=== GIVEN DATA ===

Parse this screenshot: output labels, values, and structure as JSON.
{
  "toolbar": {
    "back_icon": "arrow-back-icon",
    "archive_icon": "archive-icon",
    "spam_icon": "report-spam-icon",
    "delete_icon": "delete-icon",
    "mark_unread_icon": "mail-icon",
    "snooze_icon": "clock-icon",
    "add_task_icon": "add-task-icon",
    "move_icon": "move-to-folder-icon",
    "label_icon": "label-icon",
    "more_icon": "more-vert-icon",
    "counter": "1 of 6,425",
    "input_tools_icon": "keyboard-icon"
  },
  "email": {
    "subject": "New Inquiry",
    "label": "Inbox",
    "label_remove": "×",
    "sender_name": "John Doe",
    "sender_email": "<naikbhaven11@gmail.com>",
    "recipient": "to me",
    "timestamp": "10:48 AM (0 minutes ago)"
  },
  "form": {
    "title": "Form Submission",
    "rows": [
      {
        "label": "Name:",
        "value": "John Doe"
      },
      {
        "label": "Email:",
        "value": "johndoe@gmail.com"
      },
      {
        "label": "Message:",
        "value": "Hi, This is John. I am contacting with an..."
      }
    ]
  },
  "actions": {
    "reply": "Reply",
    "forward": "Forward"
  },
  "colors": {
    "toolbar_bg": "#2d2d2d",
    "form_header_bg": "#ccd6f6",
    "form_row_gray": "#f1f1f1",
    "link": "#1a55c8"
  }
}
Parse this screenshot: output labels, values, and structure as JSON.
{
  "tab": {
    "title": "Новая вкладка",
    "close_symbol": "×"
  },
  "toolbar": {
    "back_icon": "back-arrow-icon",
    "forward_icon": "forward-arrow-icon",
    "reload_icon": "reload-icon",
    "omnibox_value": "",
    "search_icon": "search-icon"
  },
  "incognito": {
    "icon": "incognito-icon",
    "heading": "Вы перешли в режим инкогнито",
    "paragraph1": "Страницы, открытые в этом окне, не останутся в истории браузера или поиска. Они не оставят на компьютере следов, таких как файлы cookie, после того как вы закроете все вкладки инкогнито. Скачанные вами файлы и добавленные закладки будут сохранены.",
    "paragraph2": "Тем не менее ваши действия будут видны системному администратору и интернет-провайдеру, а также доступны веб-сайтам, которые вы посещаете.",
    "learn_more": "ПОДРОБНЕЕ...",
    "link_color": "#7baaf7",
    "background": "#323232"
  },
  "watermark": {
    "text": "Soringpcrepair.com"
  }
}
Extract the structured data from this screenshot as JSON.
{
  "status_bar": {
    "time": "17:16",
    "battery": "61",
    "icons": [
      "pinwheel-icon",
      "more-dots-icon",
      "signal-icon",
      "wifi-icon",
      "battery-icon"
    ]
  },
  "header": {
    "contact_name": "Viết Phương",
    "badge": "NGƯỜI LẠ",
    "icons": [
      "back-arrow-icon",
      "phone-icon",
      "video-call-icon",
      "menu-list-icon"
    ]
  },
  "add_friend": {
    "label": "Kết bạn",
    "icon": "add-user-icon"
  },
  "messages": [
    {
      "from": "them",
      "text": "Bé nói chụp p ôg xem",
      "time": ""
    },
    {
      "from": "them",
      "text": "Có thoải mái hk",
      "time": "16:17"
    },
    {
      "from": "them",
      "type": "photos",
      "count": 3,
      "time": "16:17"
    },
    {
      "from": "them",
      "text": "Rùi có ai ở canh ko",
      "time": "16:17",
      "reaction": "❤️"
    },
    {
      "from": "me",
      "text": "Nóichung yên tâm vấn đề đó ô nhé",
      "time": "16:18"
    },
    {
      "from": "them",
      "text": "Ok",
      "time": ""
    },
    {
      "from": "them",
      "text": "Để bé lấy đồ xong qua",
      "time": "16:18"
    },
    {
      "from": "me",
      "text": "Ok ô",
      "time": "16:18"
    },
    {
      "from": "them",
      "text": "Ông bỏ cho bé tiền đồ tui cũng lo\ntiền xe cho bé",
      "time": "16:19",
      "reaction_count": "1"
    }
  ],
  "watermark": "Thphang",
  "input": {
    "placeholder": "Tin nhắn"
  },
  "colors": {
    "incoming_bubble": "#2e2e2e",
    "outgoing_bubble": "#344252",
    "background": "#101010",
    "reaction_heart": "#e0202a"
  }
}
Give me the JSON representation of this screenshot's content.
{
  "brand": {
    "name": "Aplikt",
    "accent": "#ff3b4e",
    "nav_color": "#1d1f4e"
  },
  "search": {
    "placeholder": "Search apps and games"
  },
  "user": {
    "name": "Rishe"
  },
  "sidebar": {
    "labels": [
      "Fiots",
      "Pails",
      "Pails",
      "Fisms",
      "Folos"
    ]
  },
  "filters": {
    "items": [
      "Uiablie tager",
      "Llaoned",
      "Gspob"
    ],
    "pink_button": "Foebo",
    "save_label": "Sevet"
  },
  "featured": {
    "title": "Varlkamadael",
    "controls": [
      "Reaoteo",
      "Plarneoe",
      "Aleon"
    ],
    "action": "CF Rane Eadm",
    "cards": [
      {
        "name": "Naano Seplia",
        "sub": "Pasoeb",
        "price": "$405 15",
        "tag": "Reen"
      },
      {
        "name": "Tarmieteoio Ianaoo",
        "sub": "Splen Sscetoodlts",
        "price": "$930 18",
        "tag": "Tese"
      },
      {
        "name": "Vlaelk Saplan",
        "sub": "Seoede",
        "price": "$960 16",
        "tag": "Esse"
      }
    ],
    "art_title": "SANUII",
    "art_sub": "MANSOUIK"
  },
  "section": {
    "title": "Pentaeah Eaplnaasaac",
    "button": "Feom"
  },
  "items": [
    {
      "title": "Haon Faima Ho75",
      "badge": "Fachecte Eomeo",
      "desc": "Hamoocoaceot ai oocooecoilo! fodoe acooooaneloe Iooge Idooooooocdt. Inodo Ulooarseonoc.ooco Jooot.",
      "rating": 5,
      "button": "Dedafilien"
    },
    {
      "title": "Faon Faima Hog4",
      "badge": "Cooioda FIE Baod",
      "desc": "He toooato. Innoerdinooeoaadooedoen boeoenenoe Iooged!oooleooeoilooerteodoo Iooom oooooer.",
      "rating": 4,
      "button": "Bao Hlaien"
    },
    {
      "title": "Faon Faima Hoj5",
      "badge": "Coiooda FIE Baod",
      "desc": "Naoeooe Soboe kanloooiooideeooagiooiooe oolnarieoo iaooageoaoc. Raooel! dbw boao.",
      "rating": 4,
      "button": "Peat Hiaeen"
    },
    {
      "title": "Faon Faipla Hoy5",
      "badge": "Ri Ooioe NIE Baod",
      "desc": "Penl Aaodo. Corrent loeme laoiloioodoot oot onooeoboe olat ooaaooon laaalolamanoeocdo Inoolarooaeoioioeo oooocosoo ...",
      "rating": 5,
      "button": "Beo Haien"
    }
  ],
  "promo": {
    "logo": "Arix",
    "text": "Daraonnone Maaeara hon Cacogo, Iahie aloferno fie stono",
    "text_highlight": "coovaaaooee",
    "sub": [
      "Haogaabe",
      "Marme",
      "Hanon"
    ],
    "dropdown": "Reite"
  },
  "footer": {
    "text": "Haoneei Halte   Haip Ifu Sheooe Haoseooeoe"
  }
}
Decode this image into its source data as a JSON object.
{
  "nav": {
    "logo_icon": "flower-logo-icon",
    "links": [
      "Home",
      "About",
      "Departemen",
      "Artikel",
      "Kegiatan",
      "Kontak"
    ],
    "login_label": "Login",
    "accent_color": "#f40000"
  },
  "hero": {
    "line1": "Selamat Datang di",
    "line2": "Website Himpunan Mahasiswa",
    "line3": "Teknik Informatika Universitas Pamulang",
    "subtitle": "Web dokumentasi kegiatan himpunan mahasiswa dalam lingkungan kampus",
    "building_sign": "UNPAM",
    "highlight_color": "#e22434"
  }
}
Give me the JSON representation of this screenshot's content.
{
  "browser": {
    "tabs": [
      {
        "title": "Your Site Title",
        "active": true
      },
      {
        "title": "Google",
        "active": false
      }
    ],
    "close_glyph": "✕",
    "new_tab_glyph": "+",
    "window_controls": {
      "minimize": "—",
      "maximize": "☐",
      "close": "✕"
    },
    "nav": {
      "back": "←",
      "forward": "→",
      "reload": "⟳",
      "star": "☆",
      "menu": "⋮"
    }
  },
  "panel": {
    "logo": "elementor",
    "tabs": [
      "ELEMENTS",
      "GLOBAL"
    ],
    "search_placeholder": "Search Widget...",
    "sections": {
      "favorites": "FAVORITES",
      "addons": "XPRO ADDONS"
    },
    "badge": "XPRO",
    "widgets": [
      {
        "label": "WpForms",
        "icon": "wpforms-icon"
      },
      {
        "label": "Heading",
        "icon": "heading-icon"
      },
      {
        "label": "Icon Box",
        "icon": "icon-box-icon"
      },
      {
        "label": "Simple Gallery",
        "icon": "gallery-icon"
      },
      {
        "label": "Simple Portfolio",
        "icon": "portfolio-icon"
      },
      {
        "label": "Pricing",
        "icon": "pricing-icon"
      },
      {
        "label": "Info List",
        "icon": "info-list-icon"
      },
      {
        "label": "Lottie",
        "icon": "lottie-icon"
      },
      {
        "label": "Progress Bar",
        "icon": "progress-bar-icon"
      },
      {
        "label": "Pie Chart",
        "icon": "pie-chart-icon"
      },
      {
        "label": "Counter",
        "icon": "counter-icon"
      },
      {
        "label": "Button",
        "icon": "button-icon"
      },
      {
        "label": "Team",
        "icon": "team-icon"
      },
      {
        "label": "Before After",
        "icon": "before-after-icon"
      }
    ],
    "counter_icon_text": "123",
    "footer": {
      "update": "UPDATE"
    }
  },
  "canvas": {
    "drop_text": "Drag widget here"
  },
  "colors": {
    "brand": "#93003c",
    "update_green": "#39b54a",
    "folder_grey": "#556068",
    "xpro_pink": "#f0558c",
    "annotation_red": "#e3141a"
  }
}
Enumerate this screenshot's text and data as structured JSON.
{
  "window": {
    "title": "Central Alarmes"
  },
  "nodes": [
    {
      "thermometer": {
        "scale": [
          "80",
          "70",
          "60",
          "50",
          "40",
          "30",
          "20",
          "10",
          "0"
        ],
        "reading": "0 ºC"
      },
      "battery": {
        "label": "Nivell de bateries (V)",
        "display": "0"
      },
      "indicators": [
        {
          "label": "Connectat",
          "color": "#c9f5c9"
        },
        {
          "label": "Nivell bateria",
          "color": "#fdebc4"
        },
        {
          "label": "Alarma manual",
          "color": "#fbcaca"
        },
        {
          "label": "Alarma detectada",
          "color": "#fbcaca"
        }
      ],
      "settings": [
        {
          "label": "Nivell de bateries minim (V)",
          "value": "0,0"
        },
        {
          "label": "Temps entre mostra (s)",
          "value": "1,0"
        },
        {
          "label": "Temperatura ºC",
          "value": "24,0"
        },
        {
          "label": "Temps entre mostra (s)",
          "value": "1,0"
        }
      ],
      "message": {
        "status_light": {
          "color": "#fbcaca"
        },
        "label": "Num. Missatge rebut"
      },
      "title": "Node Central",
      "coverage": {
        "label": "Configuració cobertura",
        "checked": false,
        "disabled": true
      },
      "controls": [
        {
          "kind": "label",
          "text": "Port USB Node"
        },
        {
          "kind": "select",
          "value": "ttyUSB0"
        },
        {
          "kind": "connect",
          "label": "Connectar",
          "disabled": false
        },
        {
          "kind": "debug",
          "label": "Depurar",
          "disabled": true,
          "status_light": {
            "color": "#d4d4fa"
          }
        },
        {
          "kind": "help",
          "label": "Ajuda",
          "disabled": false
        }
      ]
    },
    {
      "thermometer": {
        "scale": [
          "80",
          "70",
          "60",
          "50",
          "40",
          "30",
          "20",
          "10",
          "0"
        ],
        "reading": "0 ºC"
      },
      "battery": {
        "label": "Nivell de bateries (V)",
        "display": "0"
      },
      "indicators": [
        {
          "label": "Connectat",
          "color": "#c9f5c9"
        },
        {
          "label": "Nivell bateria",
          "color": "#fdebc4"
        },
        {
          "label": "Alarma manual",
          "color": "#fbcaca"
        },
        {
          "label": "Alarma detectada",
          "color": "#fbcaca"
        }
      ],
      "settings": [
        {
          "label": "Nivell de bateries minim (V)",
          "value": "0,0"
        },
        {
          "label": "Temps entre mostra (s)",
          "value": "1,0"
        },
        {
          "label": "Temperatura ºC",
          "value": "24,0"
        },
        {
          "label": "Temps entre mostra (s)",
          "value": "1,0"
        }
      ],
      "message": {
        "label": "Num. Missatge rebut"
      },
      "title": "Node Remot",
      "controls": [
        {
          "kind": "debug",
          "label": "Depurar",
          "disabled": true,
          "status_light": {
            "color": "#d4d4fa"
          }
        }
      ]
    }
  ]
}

===

WHAT YOU NEED TO DO: Search the records above for "Central". Copy each line where it is found.

SOLUTION TO THE PROBLEM:
    "title": "Central Alarmes"
      "title": "Node Central",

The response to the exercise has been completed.